(Stored records)
begin
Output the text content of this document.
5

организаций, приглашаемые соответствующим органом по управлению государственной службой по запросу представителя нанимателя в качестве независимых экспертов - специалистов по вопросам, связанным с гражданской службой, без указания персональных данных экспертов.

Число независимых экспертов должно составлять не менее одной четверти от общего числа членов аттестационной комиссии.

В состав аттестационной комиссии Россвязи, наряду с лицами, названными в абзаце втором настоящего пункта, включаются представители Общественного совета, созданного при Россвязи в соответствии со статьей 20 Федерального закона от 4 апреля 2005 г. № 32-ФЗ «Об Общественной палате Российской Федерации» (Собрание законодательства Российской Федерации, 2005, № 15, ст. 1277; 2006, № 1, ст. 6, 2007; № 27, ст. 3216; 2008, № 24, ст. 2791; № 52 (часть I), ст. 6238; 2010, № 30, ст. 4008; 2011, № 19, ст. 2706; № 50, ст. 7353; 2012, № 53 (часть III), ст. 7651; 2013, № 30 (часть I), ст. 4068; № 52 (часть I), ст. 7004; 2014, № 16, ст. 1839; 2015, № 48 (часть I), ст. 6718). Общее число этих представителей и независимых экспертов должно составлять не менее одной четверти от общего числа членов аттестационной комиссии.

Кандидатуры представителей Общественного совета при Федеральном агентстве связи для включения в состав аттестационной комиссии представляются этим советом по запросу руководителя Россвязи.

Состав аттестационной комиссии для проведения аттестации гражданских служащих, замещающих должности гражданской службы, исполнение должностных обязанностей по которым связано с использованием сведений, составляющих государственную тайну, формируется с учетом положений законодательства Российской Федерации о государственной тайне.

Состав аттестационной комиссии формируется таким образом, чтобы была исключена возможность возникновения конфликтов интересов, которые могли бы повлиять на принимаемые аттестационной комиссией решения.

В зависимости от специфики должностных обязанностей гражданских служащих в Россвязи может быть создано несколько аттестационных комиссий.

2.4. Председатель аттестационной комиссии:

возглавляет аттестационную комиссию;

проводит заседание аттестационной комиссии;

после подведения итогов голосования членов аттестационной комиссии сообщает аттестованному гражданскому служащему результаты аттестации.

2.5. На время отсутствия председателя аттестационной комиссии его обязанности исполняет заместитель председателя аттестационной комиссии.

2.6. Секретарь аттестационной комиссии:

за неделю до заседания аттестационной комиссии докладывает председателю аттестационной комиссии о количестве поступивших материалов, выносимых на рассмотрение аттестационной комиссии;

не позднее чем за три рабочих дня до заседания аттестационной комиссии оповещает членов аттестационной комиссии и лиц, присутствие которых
end
(GIVEN INSTRUCTION):
Reply with nothing except the number of lines in the listing above that include "составлять".

(SOLUTION TO THIS EXERCISE):
2